• [Directions]: Look through the data below. Pick out the lines holding the string "amet".

• [Input for this task]:
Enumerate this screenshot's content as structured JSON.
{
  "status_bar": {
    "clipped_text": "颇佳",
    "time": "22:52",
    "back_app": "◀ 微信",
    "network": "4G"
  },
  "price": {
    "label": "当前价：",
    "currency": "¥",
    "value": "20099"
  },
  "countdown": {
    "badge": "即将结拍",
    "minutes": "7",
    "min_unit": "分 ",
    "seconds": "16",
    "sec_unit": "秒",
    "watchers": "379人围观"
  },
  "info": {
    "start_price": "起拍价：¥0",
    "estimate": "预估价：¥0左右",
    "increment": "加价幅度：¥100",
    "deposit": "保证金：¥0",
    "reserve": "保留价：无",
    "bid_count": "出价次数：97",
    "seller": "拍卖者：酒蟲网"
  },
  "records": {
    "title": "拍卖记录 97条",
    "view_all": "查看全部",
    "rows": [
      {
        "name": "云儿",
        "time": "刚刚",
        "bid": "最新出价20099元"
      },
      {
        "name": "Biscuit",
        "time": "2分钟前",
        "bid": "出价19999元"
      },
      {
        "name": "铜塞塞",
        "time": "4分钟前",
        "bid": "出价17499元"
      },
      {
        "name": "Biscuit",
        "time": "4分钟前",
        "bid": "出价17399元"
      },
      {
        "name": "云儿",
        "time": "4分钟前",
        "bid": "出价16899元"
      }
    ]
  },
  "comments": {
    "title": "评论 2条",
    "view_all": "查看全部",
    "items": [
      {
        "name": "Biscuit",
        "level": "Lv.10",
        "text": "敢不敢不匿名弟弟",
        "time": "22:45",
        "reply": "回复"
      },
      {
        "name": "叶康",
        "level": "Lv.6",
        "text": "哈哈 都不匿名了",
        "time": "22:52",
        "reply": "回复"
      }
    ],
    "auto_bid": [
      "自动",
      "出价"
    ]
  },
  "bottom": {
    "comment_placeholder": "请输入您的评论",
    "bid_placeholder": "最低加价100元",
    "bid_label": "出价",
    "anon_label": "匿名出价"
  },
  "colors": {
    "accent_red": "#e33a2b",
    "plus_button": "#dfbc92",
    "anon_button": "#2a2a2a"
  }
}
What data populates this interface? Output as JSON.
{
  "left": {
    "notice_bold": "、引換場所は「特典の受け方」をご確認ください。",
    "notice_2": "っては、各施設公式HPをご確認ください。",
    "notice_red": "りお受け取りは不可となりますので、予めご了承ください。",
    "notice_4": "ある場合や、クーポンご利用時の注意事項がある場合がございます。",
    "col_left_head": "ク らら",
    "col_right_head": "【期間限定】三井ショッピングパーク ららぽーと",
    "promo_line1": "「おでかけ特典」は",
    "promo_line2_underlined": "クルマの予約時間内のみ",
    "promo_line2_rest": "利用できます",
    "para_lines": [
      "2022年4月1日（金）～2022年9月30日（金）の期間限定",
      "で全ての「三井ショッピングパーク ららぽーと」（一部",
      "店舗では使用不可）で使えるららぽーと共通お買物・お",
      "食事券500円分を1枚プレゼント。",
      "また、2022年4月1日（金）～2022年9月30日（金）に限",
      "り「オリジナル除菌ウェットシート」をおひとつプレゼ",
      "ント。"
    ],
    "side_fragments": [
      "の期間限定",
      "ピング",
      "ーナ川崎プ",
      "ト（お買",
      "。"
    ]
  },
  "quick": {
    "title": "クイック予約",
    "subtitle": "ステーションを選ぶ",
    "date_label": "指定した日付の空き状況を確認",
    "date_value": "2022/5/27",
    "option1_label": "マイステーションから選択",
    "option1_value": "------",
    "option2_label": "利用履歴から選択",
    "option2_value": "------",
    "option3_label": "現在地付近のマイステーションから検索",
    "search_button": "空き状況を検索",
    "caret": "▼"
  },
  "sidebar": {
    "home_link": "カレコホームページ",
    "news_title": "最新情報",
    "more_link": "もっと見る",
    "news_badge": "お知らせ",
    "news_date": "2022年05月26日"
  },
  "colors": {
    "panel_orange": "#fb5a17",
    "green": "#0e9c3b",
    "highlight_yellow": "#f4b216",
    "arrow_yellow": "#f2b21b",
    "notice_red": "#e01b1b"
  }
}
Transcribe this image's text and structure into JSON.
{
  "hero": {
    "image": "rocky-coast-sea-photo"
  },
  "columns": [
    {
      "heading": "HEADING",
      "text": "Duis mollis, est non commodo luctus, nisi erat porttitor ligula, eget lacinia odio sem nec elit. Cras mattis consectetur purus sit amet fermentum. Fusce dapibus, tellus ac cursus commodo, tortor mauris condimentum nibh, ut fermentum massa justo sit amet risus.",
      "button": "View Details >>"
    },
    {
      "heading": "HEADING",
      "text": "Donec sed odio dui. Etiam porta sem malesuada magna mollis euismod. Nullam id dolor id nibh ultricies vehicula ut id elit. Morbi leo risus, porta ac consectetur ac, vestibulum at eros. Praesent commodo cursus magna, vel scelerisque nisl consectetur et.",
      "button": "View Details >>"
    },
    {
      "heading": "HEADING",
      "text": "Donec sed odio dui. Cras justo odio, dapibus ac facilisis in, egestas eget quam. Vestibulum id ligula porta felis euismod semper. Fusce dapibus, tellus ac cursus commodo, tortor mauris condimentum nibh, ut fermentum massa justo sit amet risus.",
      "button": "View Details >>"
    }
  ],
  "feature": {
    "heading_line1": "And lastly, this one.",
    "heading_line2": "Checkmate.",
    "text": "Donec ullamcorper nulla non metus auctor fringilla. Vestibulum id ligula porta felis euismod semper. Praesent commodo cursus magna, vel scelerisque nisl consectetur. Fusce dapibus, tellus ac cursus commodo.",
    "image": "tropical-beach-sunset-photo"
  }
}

• [Solved problem]:
      "text": "Duis mollis, est non commodo luctus, nisi erat porttitor ligula, eget lacinia odio sem nec elit. Cras mattis consectetur purus sit amet fermentum. Fusce dapibus, tellus ac cursus commodo, tortor mauris condimentum nibh, ut fermentum massa justo sit amet risus.",
      "text": "Donec sed odio dui. Cras justo odio, dapibus ac facilisis in, egestas eget quam. Vestibulum id ligula porta felis euismod semper. Fusce dapibus, tellus ac cursus commodo, tortor mauris condimentum nibh, ut fermentum massa justo sit amet risus.",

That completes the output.